### SOURCE DATA
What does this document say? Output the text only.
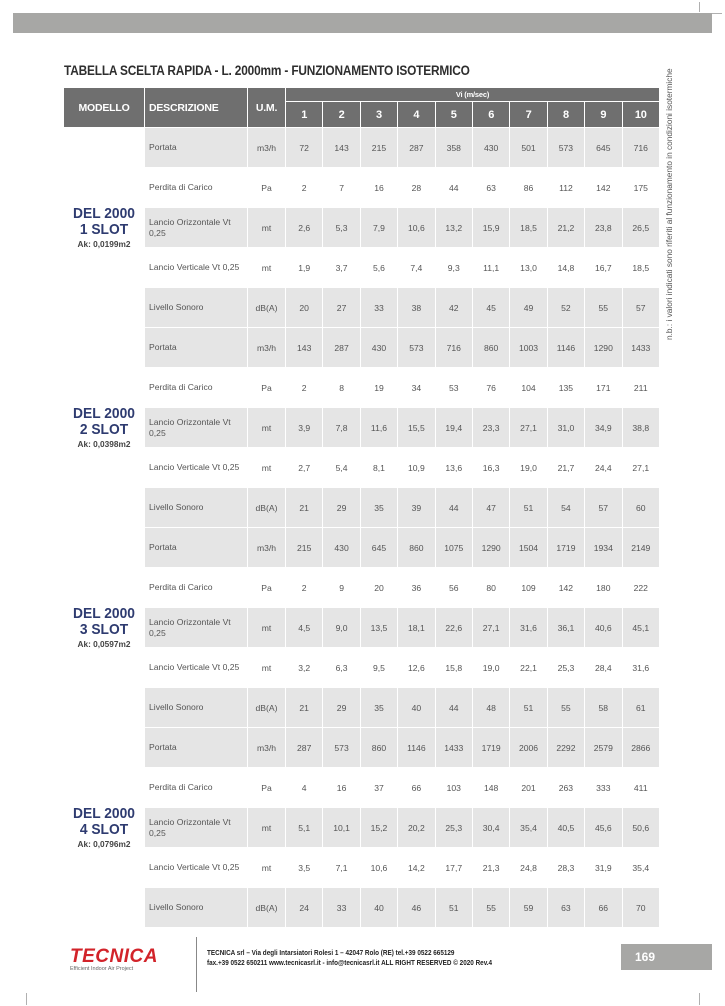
TABELLA SCELTA RAPIDA - L. 2000mm - FUNZIONAMENTO ISOTERMICO
MODELLO	DESCRIZIONE	U.M.	Vi (m/sec)									
			1	2	3	4	5	6	7	8	9	10

DEL 2000
1 SLOT
Ak: 0,0199m2	Portata	m3/h	72	143	215	287	358	430	501	573	645	716
	Perdita di Carico	Pa	2	7	16	28	44	63	86	112	142	175
	Lancio Orizzontale Vt 0,25	mt	2,6	5,3	7,9	10,6	13,2	15,9	18,5	21,2	23,8	26,5
	Lancio Verticale Vt 0,25	mt	1,9	3,7	5,6	7,4	9,3	11,1	13,0	14,8	16,7	18,5
	Livello Sonoro	dB(A)	20	27	33	38	42	45	49	52	55	57

DEL 2000
2 SLOT
Ak: 0,0398m2	Portata	m3/h	143	287	430	573	716	860	1003	1146	1290	1433
	Perdita di Carico	Pa	2	8	19	34	53	76	104	135	171	211
	Lancio Orizzontale Vt 0,25	mt	3,9	7,8	11,6	15,5	19,4	23,3	27,1	31,0	34,9	38,8
	Lancio Verticale Vt 0,25	mt	2,7	5,4	8,1	10,9	13,6	16,3	19,0	21,7	24,4	27,1
	Livello Sonoro	dB(A)	21	29	35	39	44	47	51	54	57	60

DEL 2000
3 SLOT
Ak: 0,0597m2	Portata	m3/h	215	430	645	860	1075	1290	1504	1719	1934	2149
	Perdita di Carico	Pa	2	9	20	36	56	80	109	142	180	222
	Lancio Orizzontale Vt 0,25	mt	4,5	9,0	13,5	18,1	22,6	27,1	31,6	36,1	40,6	45,1
	Lancio Verticale Vt 0,25	mt	3,2	6,3	9,5	12,6	15,8	19,0	22,1	25,3	28,4	31,6
	Livello Sonoro	dB(A)	21	29	35	40	44	48	51	55	58	61

DEL 2000
4 SLOT
Ak: 0,0796m2	Portata	m3/h	287	573	860	1146	1433	1719	2006	2292	2579	2866
	Perdita di Carico	Pa	4	16	37	66	103	148	201	263	333	411
	Lancio Orizzontale Vt 0,25	mt	5,1	10,1	15,2	20,2	25,3	30,4	35,4	40,5	45,6	50,6
	Lancio Verticale Vt 0,25	mt	3,5	7,1	10,6	14,2	17,7	21,3	24,8	28,3	31,9	35,4
	Livello Sonoro	dB(A)	24	33	40	46	51	55	59	63	66	70
n.b.: i valori indicati sono riferiti al funzionamento in condizioni isotermiche
TECNICA
Efficient Indoor Air Project
TECNICA srl – Via degli Intarsiatori Rolesi 1 – 42047 Rolo (RE) tel.+39 0522 665129
fax.+39 0522 650211 www.tecnicasrl.it - info@tecnicasrl.it ALL RIGHT RESERVED © 2020 Rev.4	169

### WHAT YOU WILL DO
Output the data exactly. Pictures don't belong in the result.

### TASK SOLUTION
What does this document say? Output the text only.
TABELLA SCELTA RAPIDA - L. 2000mm - FUNZIONAMENTO ISOTERMICO
MODELLO	DESCRIZIONE	U.M.	Vi (m/sec)									
			1	2	3	4	5	6	7	8	9	10

DEL 2000
1 SLOT
Ak: 0,0199m2	Portata	m3/h	72	143	215	287	358	430	501	573	645	716
	Perdita di Carico	Pa	2	7	16	28	44	63	86	112	142	175
	Lancio Orizzontale Vt 0,25	mt	2,6	5,3	7,9	10,6	13,2	15,9	18,5	21,2	23,8	26,5
	Lancio Verticale Vt 0,25	mt	1,9	3,7	5,6	7,4	9,3	11,1	13,0	14,8	16,7	18,5
	Livello Sonoro	dB(A)	20	27	33	38	42	45	49	52	55	57

DEL 2000
2 SLOT
Ak: 0,0398m2	Portata	m3/h	143	287	430	573	716	860	1003	1146	1290	1433
	Perdita di Carico	Pa	2	8	19	34	53	76	104	135	171	211
	Lancio Orizzontale Vt 0,25	mt	3,9	7,8	11,6	15,5	19,4	23,3	27,1	31,0	34,9	38,8
	Lancio Verticale Vt 0,25	mt	2,7	5,4	8,1	10,9	13,6	16,3	19,0	21,7	24,4	27,1
	Livello Sonoro	dB(A)	21	29	35	39	44	47	51	54	57	60

DEL 2000
3 SLOT
Ak: 0,0597m2	Portata	m3/h	215	430	645	860	1075	1290	1504	1719	1934	2149
	Perdita di Carico	Pa	2	9	20	36	56	80	109	142	180	222
	Lancio Orizzontale Vt 0,25	mt	4,5	9,0	13,5	18,1	22,6	27,1	31,6	36,1	40,6	45,1
	Lancio Verticale Vt 0,25	mt	3,2	6,3	9,5	12,6	15,8	19,0	22,1	25,3	28,4	31,6
	Livello Sonoro	dB(A)	21	29	35	40	44	48	51	55	58	61

DEL 2000
4 SLOT
Ak: 0,0796m2	Portata	m3/h	287	573	860	1146	1433	1719	2006	2292	2579	2866
	Perdita di Carico	Pa	4	16	37	66	103	148	201	263	333	411
	Lancio Orizzontale Vt 0,25	mt	5,1	10,1	15,2	20,2	25,3	30,4	35,4	40,5	45,6	50,6
	Lancio Verticale Vt 0,25	mt	3,5	7,1	10,6	14,2	17,7	21,3	24,8	28,3	31,9	35,4
	Livello Sonoro	dB(A)	24	33	40	46	51	55	59	63	66	70
n.b.: i valori indicati sono riferiti al funzionamento in condizioni isotermiche
TECNICA
Efficient Indoor Air Project
TECNICA srl – Via degli Intarsiatori Rolesi 1 – 42047 Rolo (RE) tel.+39 0522 665129
fax.+39 0522 650211 www.tecnicasrl.it - info@tecnicasrl.it ALL RIGHT RESERVED © 2020 Rev.4	169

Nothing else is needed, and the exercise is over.